=== Text segment ===
Friday, December 28, 2007

Family negotiation

The past is never over, as Sydney Carter once wrote. For this reason, family holidays can be tense. When I see my sons this time of year, I remember their first Christmas, when we photographed them inside the Christmas stockings which now hang by the fireplace; and I think of the Strawberry Shortcake bed set we bought for my daughter one year. To our children, this silent reminiscence must be annoying. At times they allude to occasions when I was arbitrary and out of touch. This hurts, for I did my best.
Their energy level is different from mine and Joe's. We go shopping, and in the space of two hours, they visit four or five stores. Left to my own devices, I'd go to one and take a break. Joe no longer comes on these excursions. As I struggle to keep up with them, they obviously view me as feeble. I find their perception unfair. Earlier this year, I climbed the Great Wall of China.

=== Provided data ===
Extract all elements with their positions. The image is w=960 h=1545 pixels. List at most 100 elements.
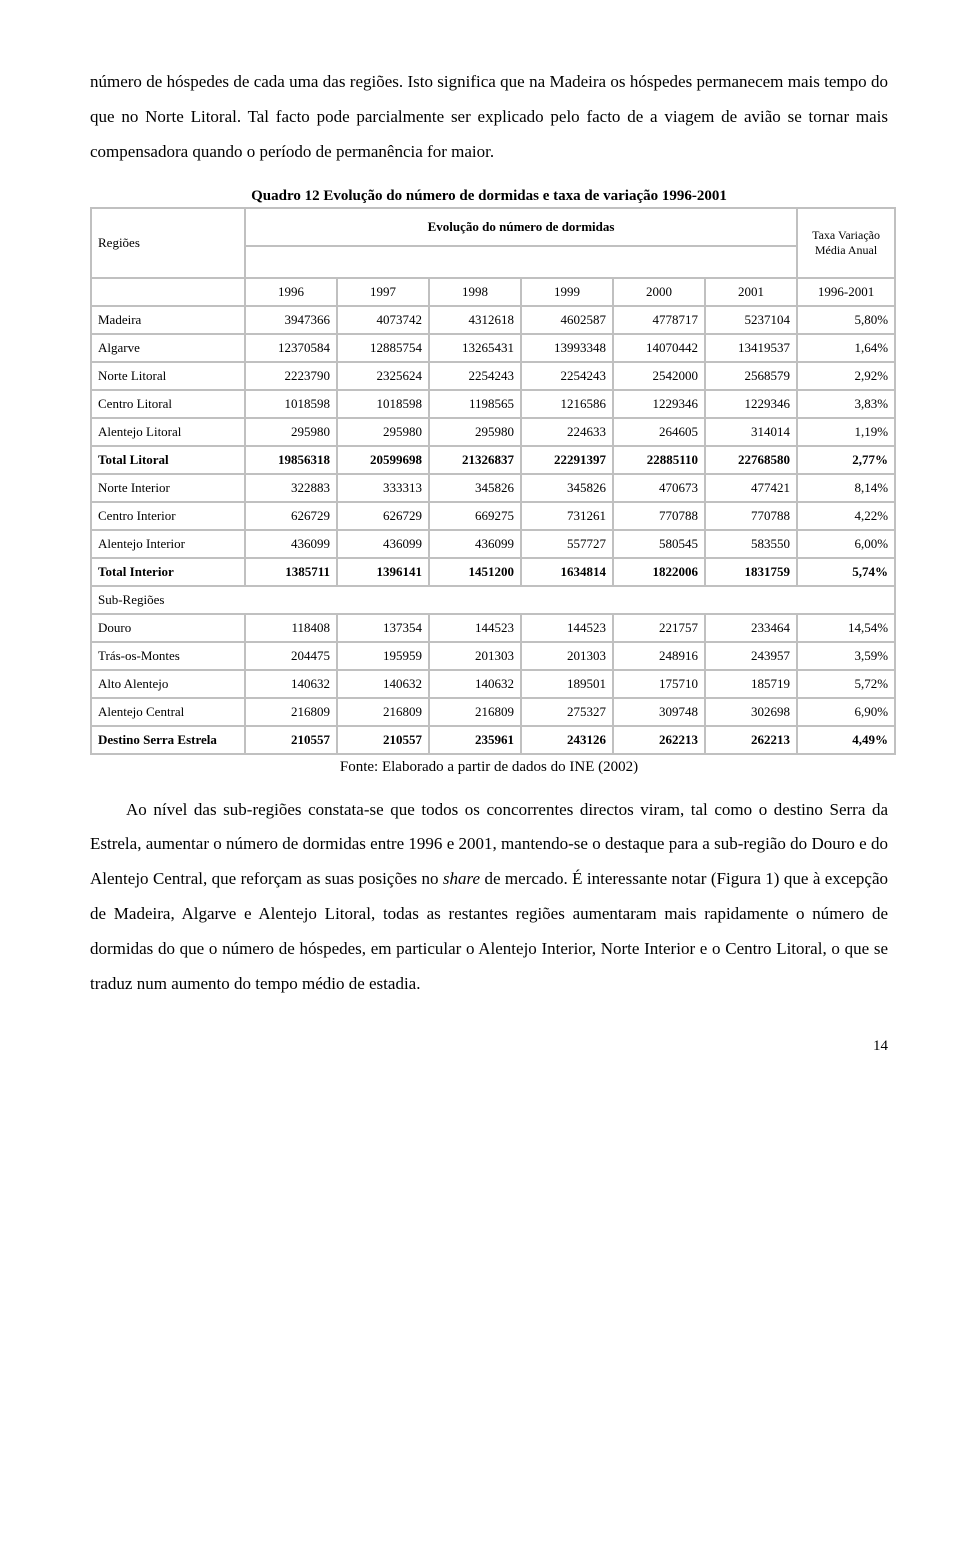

=== Job ===
From the family holidays text, copy word for word the part starting at "Friday, December 28, 2007" and ending at "did my best.".

=== Exercise answer ===
Friday, December 28, 2007

Family negotiation

The past is never over, as Sydney Carter once wrote. For this reason, family holidays can be tense. When I see my sons this time of year, I remember their first Christmas, when we photographed them inside the Christmas stockings which now hang by the fireplace; and I think of the Strawberry Shortcake bed set we bought for my daughter one year. To our children, this silent reminiscence must be annoying. At times they allude to occasions when I was arbitrary and out of touch. This hurts, for I did my best.